:: Supplied records ::
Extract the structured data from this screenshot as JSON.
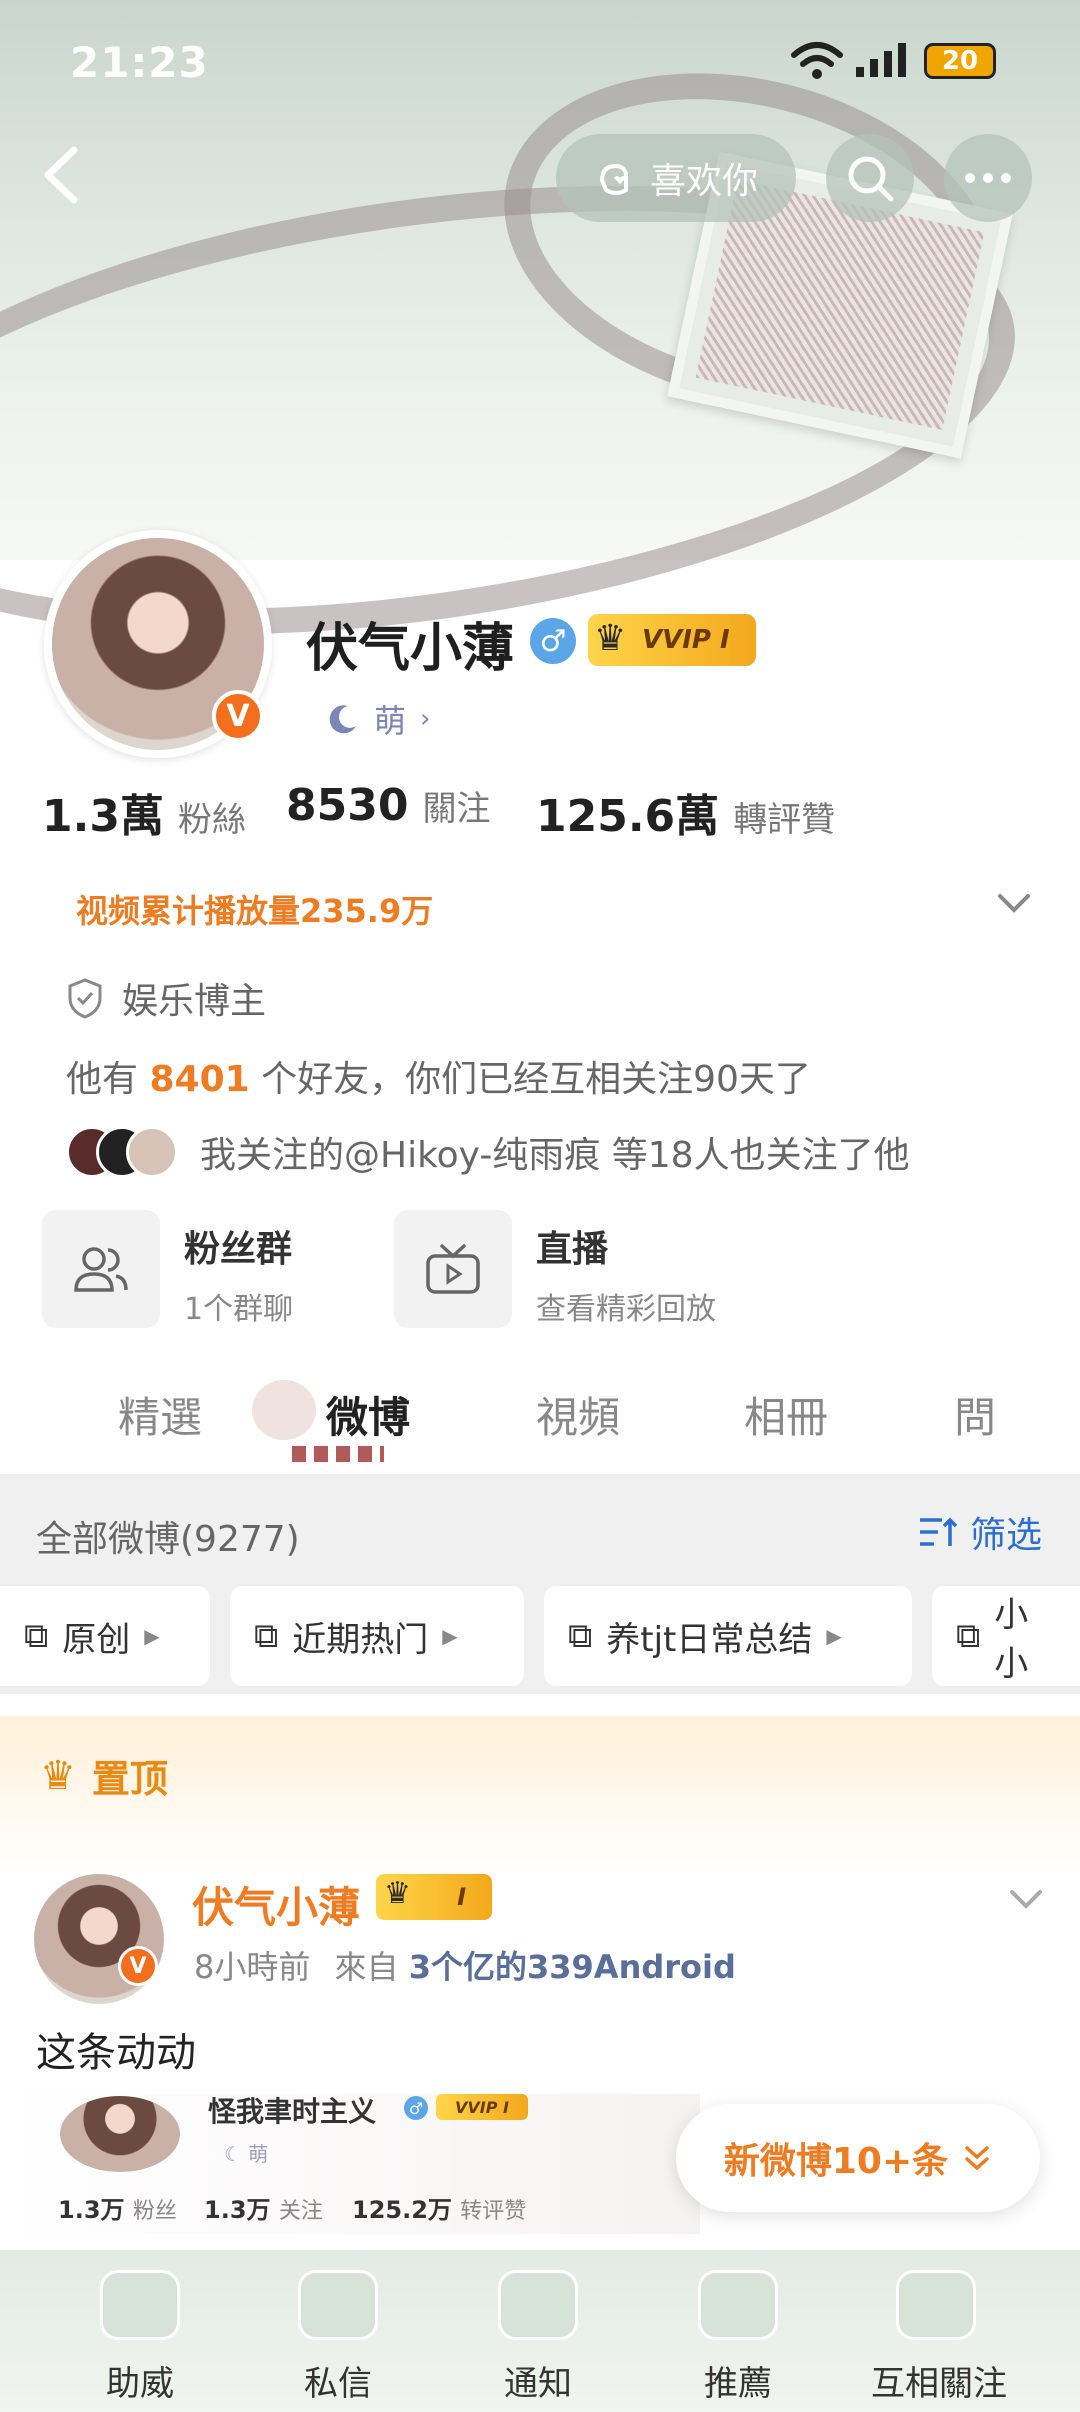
{
  "status_bar": {
    "time": "21:23",
    "battery": "20"
  },
  "header": {
    "like_label": "喜欢你"
  },
  "profile": {
    "name": "伏气小薄",
    "vip": "VVIP Ⅰ",
    "tag": "萌",
    "verified_badge": "V",
    "stats": [
      {
        "value": "1.3萬",
        "label": "粉絲"
      },
      {
        "value": "8530",
        "label": "關注"
      },
      {
        "value": "125.6萬",
        "label": "轉評贊"
      }
    ],
    "play_count": "视频累计播放量235.9万",
    "category": "娱乐博主",
    "friends_prefix": "他有",
    "friends_count": "8401",
    "friends_suffix": "个好友，你们已经互相关注90天了",
    "mutual_follow": "我关注的@Hikoy-纯雨痕 等18人也关注了他"
  },
  "cards": [
    {
      "title": "粉丝群",
      "subtitle": "1个群聊"
    },
    {
      "title": "直播",
      "subtitle": "查看精彩回放"
    }
  ],
  "tabs": [
    "精選",
    "微博",
    "視頻",
    "相冊",
    "問"
  ],
  "filter": {
    "all_label": "全部微博(9277)",
    "filter_label": "筛选",
    "chips": [
      "原创",
      "近期热门",
      "养tjt日常总结",
      "小小"
    ]
  },
  "pinned_label": "置顶",
  "post": {
    "author": "伏气小薄",
    "vip": "Ⅰ",
    "time": "8小時前",
    "from_prefix": "來自",
    "source": "3个亿的339Android",
    "text": "这条动动",
    "embed": {
      "name": "怪我聿时主义",
      "vip": "VVIP Ⅰ",
      "tag": "萌",
      "stats": [
        {
          "value": "1.3万",
          "label": "粉丝"
        },
        {
          "value": "1.3万",
          "label": "关注"
        },
        {
          "value": "125.2万",
          "label": "转评赞"
        }
      ]
    }
  },
  "new_posts": "新微博10+条",
  "bottom_nav": [
    "助威",
    "私信",
    "通知",
    "推薦",
    "互相關注"
  ],
  "colors": {
    "accent": "#ee7c22",
    "link": "#2d6fd0",
    "vip_gold": "#f3a81c"
  }
}
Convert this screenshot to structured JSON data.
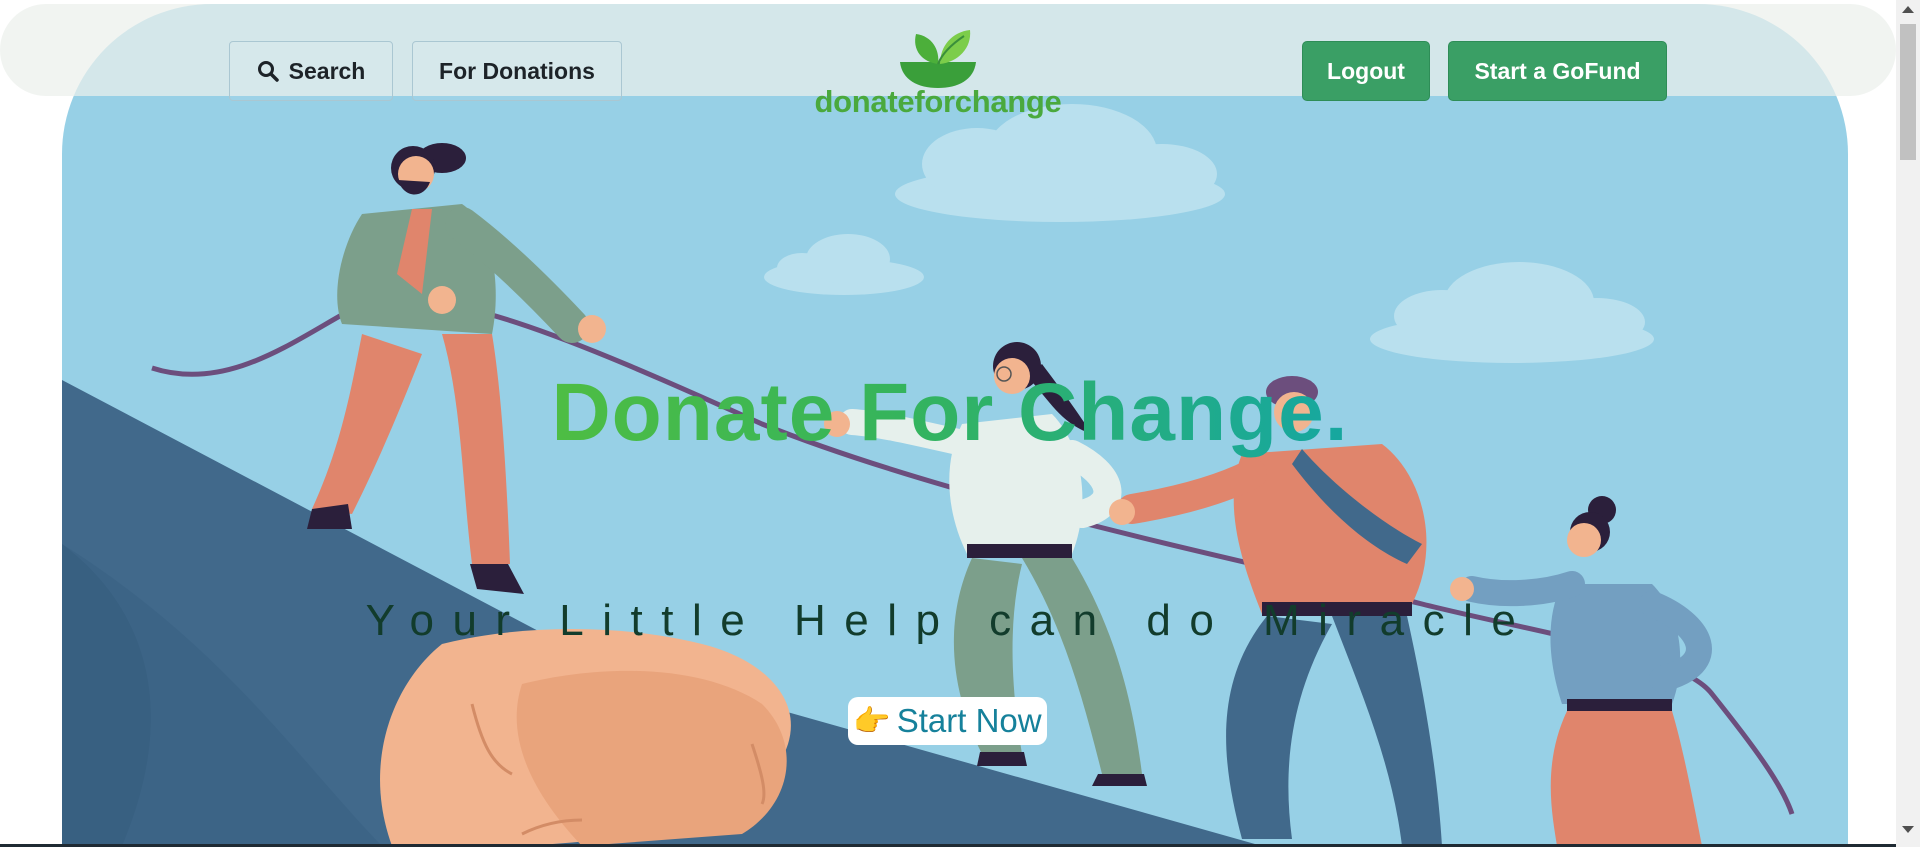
{
  "header": {
    "search_label": "Search",
    "donations_label": "For Donations",
    "logo_text": "donateforchange",
    "logout_label": "Logout",
    "gofund_label": "Start a GoFund"
  },
  "hero": {
    "title": "Donate For Change.",
    "subtitle": "Your Little Help can do Miracle",
    "cta_label": "Start Now",
    "cta_icon": "👉"
  },
  "colors": {
    "sky": "#97d0e6",
    "brand_green": "#3a9f65",
    "logo_green": "#4aa93d",
    "title_gradient_start": "#56c03b",
    "title_gradient_end": "#12a4a6",
    "subtitle": "#123c2c",
    "cta_text": "#16819b"
  },
  "icons": {
    "search": "search-icon",
    "logo": "leaf-bowl-icon",
    "cta": "pointing-hand-icon"
  }
}
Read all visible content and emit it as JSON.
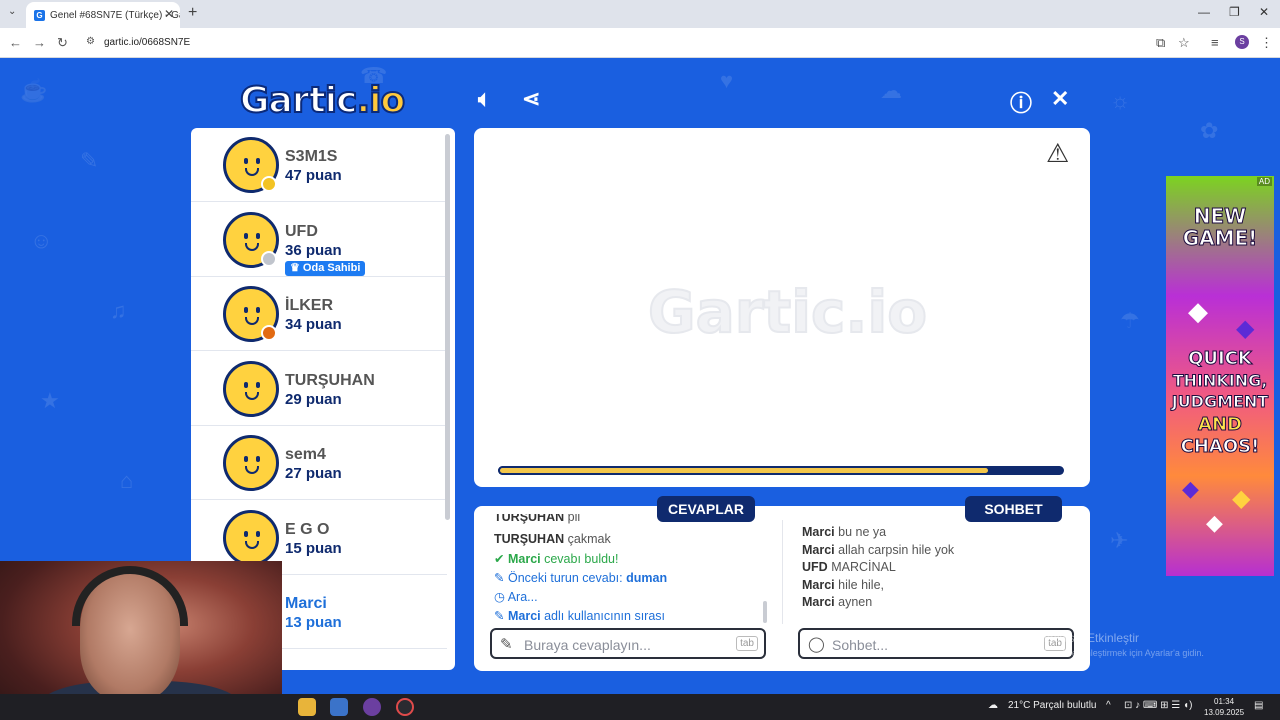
{
  "browser": {
    "tab_title": "Genel #68SN7E (Türkçe) - Gartic.io",
    "url": "gartic.io/0668SN7E",
    "profile_initial": "S"
  },
  "game": {
    "logo_main": "Gartic",
    "logo_accent": ".io",
    "watermark": "Gartic.io",
    "timer_progress": 0.87,
    "players": [
      {
        "name": "S3M1S",
        "score": "47 puan",
        "dot": "#f3c323",
        "name_color": "#555555"
      },
      {
        "name": "UFD",
        "score": "36 puan",
        "dot": "#c0c4cc",
        "badge": "Oda Sahibi",
        "name_color": "#555555"
      },
      {
        "name": "İLKER",
        "score": "34 puan",
        "dot": "#e26a12",
        "name_color": "#555555"
      },
      {
        "name": "TURŞUHAN",
        "score": "29 puan",
        "dot": "",
        "name_color": "#555555"
      },
      {
        "name": "sem4",
        "score": "27 puan",
        "dot": "",
        "name_color": "#555555"
      },
      {
        "name": "E G O",
        "score": "15 puan",
        "dot": "",
        "name_color": "#555555"
      },
      {
        "name": "Marci",
        "score": "13 puan",
        "dot": "",
        "name_color": "#1e6fd9"
      }
    ],
    "answers_tab": "CEVAPLAR",
    "chat_tab": "SOHBET",
    "answers": [
      {
        "user": "TURŞUHAN",
        "text": "pii"
      },
      {
        "user": "TURŞUHAN",
        "text": "çakmak"
      },
      {
        "icon": "✔",
        "user": "Marci",
        "text": "cevabı buldu!",
        "kind": "ok"
      },
      {
        "icon": "✎",
        "user": "",
        "text": "Önceki turun cevabı:",
        "extra": "duman",
        "kind": "sys"
      },
      {
        "icon": "◷",
        "user": "",
        "text": "Ara...",
        "kind": "sys"
      },
      {
        "icon": "✎",
        "user": "Marci",
        "text": "adlı kullanıcının sırası",
        "kind": "sys"
      }
    ],
    "chat": [
      {
        "user": "Marci",
        "text": "bu ne ya"
      },
      {
        "user": "Marci",
        "text": "allah carpsin hile yok"
      },
      {
        "user": "UFD",
        "text": "MARCİNAL"
      },
      {
        "user": "Marci",
        "text": "hile hile,"
      },
      {
        "user": "Marci",
        "text": "aynen"
      }
    ],
    "answer_placeholder": "Buraya cevaplayın...",
    "chat_placeholder": "Sohbet...",
    "tab_key": "tab"
  },
  "ad": {
    "tag": "AD",
    "line1": "NEW",
    "line2": "GAME!",
    "line3": "QUICK",
    "line4": "THINKING,",
    "line5": "JUDGMENT",
    "line6": "AND",
    "line7": "CHAOS!"
  },
  "windows": {
    "activate_title": "Windows'u Etkinleştir",
    "activate_sub": "Windows'u etkinleştirmek için Ayarlar'a gidin.",
    "weather": "21°C  Parçalı bulutlu",
    "time": "01:34",
    "date": "13.09.2025"
  }
}
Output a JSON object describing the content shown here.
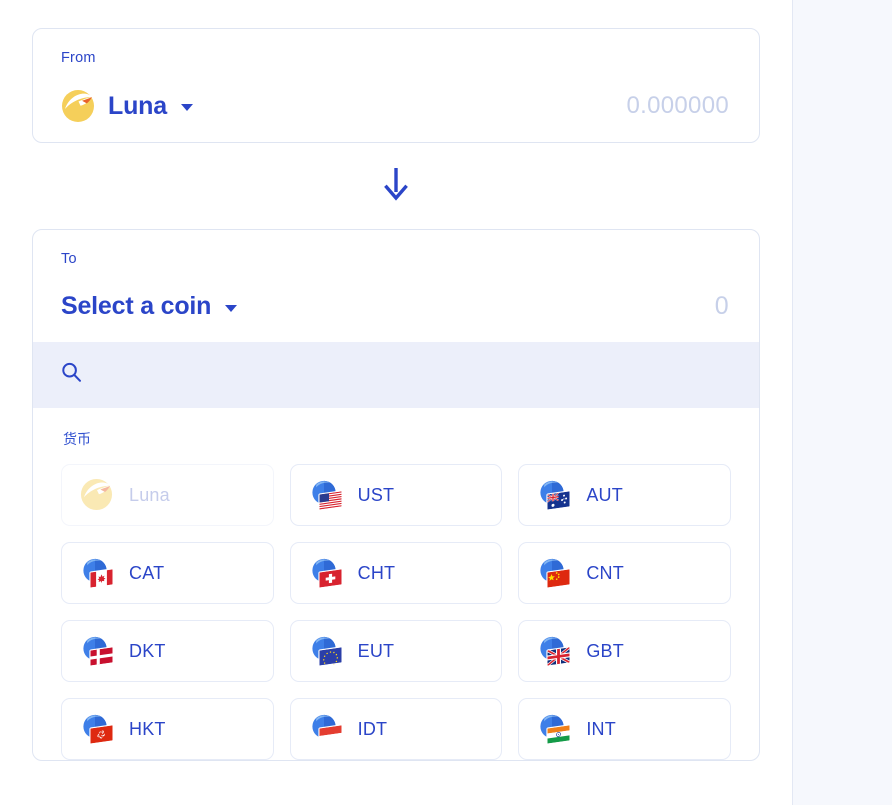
{
  "app": {
    "background_color": "#f6f8fd",
    "accent_color": "#2b45c8",
    "panel_color": "#ffffff",
    "search_band_color": "#eceffa",
    "border_color": "#dfe5f2",
    "muted_text_color": "#c7d0e9"
  },
  "from_card": {
    "label": "From",
    "coin_name": "Luna",
    "coin_icon": "luna-icon",
    "dropdown_icon": "chevron-down-icon",
    "amount_value": "",
    "amount_placeholder": "0.000000"
  },
  "swap_arrow": {
    "icon": "arrow-down-icon",
    "color": "#2b45c8"
  },
  "to_card": {
    "label": "To",
    "coin_name": "Select a coin",
    "dropdown_icon": "chevron-down-icon",
    "amount_value": "",
    "amount_placeholder": "0"
  },
  "search": {
    "icon": "search-icon",
    "value": "",
    "placeholder": ""
  },
  "coin_list": {
    "group_title": "货币",
    "coins": [
      {
        "code": "Luna",
        "icon": "luna-icon",
        "flag": "luna",
        "disabled": true
      },
      {
        "code": "UST",
        "icon": "globe-flag-icon",
        "flag": "us",
        "disabled": false
      },
      {
        "code": "AUT",
        "icon": "globe-flag-icon",
        "flag": "au",
        "disabled": false
      },
      {
        "code": "CAT",
        "icon": "globe-flag-icon",
        "flag": "ca",
        "disabled": false
      },
      {
        "code": "CHT",
        "icon": "globe-flag-icon",
        "flag": "ch",
        "disabled": false
      },
      {
        "code": "CNT",
        "icon": "globe-flag-icon",
        "flag": "cn",
        "disabled": false
      },
      {
        "code": "DKT",
        "icon": "globe-flag-icon",
        "flag": "dk",
        "disabled": false
      },
      {
        "code": "EUT",
        "icon": "globe-flag-icon",
        "flag": "eu",
        "disabled": false
      },
      {
        "code": "GBT",
        "icon": "globe-flag-icon",
        "flag": "gb",
        "disabled": false
      },
      {
        "code": "HKT",
        "icon": "globe-flag-icon",
        "flag": "hk",
        "disabled": false
      },
      {
        "code": "IDT",
        "icon": "globe-flag-icon",
        "flag": "id",
        "disabled": false
      },
      {
        "code": "INT",
        "icon": "globe-flag-icon",
        "flag": "in",
        "disabled": false
      }
    ]
  }
}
:::
Problem description
Look through the records and gather each line with the word "JSON".

Task answer
Extract the structured data from this screenshot as JSON.
Convert this screenshot to structured JSON data.
Read all visible content and emit it as JSON.
Output a JSON object describing the content shown here.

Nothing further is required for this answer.